What to produce: Find the string "Azure" in the data, then copy every line where it is found.

* Start Dataset records *

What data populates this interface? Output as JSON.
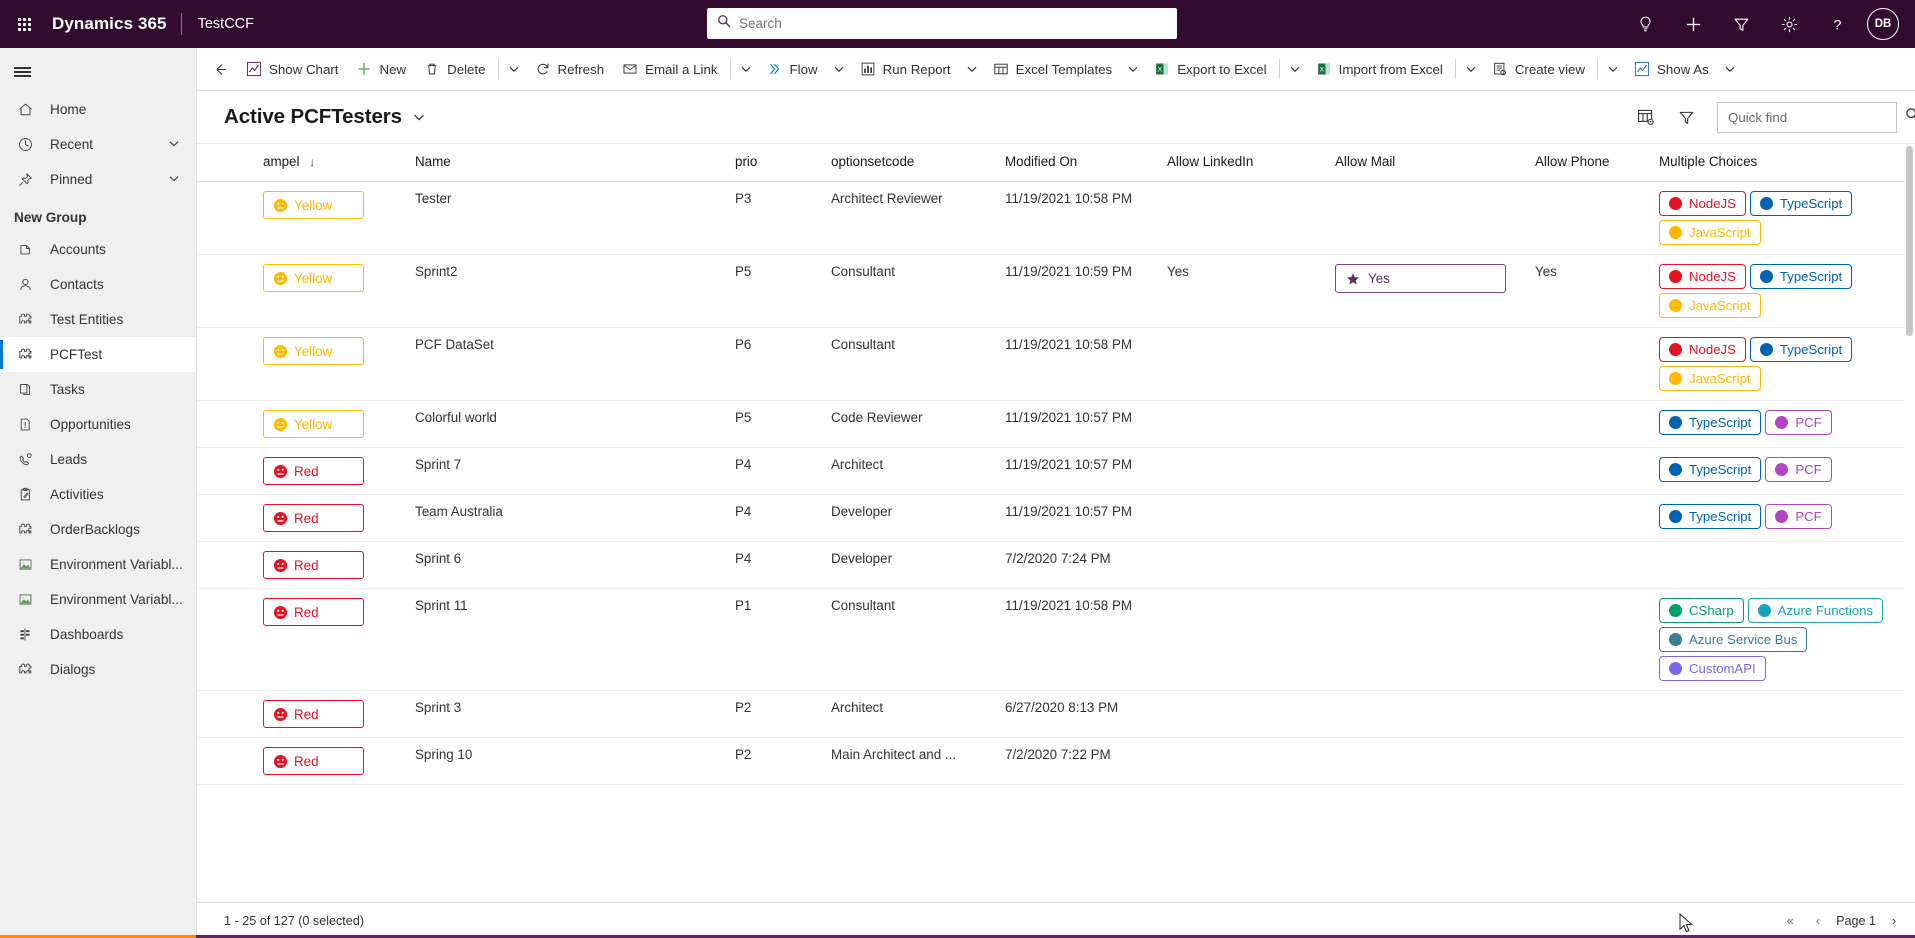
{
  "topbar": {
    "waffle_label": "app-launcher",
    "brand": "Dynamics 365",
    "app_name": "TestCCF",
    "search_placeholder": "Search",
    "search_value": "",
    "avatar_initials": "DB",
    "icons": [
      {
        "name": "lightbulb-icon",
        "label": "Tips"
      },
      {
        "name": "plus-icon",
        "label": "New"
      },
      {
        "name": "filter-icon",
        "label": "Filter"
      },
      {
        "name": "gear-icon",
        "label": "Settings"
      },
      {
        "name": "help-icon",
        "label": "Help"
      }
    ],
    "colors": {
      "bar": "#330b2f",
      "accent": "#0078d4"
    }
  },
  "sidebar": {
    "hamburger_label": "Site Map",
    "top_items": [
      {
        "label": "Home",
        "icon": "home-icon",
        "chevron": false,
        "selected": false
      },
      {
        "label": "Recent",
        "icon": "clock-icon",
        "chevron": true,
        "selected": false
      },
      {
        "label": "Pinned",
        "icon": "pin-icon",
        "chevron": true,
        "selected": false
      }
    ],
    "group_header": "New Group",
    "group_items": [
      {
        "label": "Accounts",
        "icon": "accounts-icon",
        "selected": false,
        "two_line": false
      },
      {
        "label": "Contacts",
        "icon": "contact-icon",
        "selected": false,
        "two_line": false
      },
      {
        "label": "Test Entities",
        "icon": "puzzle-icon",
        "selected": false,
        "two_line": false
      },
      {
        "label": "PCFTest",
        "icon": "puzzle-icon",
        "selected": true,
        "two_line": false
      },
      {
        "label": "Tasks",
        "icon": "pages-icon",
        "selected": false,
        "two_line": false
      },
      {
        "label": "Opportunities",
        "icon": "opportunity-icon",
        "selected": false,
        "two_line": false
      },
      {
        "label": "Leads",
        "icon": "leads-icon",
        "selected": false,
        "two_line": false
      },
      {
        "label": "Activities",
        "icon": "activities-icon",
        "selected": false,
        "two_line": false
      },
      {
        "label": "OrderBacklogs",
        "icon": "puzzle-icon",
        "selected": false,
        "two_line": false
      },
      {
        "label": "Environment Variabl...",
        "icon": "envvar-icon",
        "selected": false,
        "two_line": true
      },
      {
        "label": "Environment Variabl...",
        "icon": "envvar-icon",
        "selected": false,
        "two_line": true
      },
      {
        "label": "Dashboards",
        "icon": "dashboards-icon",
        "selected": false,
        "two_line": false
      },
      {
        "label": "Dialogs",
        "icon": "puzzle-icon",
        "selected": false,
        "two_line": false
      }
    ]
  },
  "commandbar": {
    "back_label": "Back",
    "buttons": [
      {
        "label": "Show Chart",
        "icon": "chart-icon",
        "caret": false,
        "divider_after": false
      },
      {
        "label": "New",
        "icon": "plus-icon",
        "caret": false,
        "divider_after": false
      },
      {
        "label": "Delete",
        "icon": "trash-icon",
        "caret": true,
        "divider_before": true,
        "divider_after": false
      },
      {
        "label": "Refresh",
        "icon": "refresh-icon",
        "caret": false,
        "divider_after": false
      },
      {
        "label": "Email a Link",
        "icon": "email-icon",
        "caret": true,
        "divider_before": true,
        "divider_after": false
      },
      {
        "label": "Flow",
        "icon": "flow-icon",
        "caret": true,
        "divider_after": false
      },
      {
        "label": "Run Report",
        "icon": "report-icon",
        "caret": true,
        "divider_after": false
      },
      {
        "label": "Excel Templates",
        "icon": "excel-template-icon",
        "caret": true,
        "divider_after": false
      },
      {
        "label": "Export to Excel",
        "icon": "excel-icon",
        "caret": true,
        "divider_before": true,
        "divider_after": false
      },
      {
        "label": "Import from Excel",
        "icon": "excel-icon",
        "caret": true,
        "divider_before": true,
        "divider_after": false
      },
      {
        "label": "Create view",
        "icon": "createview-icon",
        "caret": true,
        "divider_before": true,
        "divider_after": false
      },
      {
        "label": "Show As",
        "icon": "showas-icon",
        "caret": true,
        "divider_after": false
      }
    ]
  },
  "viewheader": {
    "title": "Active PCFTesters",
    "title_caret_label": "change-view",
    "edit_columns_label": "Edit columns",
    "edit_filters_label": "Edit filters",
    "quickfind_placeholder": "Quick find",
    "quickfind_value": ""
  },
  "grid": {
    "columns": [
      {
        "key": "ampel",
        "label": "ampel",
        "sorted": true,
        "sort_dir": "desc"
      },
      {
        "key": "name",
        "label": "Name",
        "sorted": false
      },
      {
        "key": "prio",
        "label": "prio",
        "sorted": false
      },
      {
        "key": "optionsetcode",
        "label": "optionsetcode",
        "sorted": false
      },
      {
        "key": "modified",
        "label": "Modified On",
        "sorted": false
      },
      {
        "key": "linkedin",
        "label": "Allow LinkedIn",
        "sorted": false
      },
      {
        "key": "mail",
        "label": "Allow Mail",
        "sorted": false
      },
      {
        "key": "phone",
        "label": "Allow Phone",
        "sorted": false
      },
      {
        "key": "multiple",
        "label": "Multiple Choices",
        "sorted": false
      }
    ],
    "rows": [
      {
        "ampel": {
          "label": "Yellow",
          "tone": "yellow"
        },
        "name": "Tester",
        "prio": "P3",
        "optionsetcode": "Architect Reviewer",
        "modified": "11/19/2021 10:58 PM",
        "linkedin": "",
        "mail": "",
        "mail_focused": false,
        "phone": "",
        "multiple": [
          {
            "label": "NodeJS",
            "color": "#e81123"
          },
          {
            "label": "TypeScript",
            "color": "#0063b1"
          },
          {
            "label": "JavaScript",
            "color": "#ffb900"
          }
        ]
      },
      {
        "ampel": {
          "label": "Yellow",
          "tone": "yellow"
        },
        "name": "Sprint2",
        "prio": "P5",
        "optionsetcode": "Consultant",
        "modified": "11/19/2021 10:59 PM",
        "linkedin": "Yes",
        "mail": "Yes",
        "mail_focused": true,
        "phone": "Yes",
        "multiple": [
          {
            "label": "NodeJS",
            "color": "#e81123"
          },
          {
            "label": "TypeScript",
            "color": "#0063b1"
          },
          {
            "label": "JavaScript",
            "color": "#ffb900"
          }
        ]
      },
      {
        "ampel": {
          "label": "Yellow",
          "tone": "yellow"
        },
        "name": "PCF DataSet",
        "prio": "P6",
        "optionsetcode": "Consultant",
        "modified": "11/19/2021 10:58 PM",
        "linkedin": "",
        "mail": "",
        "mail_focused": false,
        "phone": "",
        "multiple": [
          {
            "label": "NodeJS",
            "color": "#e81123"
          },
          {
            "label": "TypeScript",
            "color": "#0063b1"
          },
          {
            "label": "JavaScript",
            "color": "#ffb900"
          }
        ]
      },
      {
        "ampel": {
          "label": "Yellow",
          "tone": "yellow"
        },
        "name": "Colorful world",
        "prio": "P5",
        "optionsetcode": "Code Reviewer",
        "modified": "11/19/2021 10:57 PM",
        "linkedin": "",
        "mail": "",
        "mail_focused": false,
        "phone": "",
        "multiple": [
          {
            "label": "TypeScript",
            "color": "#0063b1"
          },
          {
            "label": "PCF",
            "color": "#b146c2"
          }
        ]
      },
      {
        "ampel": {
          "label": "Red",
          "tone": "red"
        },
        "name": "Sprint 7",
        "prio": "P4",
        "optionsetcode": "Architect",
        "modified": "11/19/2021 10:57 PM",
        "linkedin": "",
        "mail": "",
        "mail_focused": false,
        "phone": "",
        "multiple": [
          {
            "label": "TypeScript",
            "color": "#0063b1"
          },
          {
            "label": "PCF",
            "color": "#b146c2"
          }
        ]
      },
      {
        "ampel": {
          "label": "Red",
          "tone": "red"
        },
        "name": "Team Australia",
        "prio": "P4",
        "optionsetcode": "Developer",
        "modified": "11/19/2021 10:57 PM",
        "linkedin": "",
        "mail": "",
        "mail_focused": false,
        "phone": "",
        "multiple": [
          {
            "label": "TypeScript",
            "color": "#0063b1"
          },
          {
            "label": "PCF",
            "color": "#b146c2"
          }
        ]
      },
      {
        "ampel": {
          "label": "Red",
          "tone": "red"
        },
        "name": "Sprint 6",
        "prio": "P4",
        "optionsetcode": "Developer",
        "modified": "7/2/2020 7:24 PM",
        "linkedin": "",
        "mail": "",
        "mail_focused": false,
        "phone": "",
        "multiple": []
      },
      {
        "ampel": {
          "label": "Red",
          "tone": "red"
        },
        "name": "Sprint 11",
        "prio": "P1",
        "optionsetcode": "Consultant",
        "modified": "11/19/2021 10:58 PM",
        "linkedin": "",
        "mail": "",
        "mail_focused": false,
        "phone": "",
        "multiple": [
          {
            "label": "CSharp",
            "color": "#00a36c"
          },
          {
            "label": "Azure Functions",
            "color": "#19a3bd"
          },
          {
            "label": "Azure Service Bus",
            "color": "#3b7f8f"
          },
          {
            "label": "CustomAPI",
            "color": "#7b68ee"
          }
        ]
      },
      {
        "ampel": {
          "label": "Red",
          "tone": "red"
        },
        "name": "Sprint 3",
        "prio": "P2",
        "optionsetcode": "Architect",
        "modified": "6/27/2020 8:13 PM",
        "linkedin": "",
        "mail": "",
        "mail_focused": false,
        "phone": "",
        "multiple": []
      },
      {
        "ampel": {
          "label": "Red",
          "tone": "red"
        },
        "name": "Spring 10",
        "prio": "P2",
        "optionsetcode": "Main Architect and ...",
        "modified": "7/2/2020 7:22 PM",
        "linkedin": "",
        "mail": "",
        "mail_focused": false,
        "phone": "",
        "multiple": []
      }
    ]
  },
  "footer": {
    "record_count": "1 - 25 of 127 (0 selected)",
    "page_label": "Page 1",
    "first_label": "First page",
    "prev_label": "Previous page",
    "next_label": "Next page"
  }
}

* End Dataset records *

The completed task:
            "label": "Azure Functions",
            "label": "Azure Service Bus",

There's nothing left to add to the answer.